━━━ Data in this exercise ━━━
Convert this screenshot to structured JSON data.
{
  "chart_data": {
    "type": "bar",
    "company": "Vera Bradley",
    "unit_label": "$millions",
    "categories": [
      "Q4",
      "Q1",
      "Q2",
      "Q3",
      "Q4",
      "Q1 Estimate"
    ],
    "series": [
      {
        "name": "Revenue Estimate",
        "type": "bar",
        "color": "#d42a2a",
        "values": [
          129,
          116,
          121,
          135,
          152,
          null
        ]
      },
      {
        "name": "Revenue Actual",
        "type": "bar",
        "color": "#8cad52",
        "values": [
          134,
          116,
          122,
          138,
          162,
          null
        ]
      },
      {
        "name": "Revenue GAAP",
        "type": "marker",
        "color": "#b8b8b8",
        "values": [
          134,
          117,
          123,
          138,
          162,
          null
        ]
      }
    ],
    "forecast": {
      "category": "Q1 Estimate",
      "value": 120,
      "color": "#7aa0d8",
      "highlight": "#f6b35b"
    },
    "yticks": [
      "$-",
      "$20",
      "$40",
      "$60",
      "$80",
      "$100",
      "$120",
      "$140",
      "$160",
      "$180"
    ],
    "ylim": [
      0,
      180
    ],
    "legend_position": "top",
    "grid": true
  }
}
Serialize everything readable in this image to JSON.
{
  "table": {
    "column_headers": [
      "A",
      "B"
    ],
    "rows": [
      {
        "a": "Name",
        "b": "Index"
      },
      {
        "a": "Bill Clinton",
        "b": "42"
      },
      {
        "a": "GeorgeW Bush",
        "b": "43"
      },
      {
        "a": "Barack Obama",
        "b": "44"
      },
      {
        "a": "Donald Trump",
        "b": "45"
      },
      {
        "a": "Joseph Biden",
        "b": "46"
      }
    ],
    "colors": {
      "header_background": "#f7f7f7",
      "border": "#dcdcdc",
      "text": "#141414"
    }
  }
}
━━━
§ What is expected
Output every record above exactly as it appears.

§ Output of the task
Convert this screenshot to structured JSON data.
{
  "chart_data": {
    "type": "bar",
    "company": "Vera Bradley",
    "unit_label": "$millions",
    "categories": [
      "Q4",
      "Q1",
      "Q2",
      "Q3",
      "Q4",
      "Q1 Estimate"
    ],
    "series": [
      {
        "name": "Revenue Estimate",
        "type": "bar",
        "color": "#d42a2a",
        "values": [
          129,
          116,
          121,
          135,
          152,
          null
        ]
      },
      {
        "name": "Revenue Actual",
        "type": "bar",
        "color": "#8cad52",
        "values": [
          134,
          116,
          122,
          138,
          162,
          null
        ]
      },
      {
        "name": "Revenue GAAP",
        "type": "marker",
        "color": "#b8b8b8",
        "values": [
          134,
          117,
          123,
          138,
          162,
          null
        ]
      }
    ],
    "forecast": {
      "category": "Q1 Estimate",
      "value": 120,
      "color": "#7aa0d8",
      "highlight": "#f6b35b"
    },
    "yticks": [
      "$-",
      "$20",
      "$40",
      "$60",
      "$80",
      "$100",
      "$120",
      "$140",
      "$160",
      "$180"
    ],
    "ylim": [
      0,
      180
    ],
    "legend_position": "top",
    "grid": true
  }
}
Serialize everything readable in this image to JSON.
{
  "table": {
    "column_headers": [
      "A",
      "B"
    ],
    "rows": [
      {
        "a": "Name",
        "b": "Index"
      },
      {
        "a": "Bill Clinton",
        "b": "42"
      },
      {
        "a": "GeorgeW Bush",
        "b": "43"
      },
      {
        "a": "Barack Obama",
        "b": "44"
      },
      {
        "a": "Donald Trump",
        "b": "45"
      },
      {
        "a": "Joseph Biden",
        "b": "46"
      }
    ],
    "colors": {
      "header_background": "#f7f7f7",
      "border": "#dcdcdc",
      "text": "#141414"
    }
  }
}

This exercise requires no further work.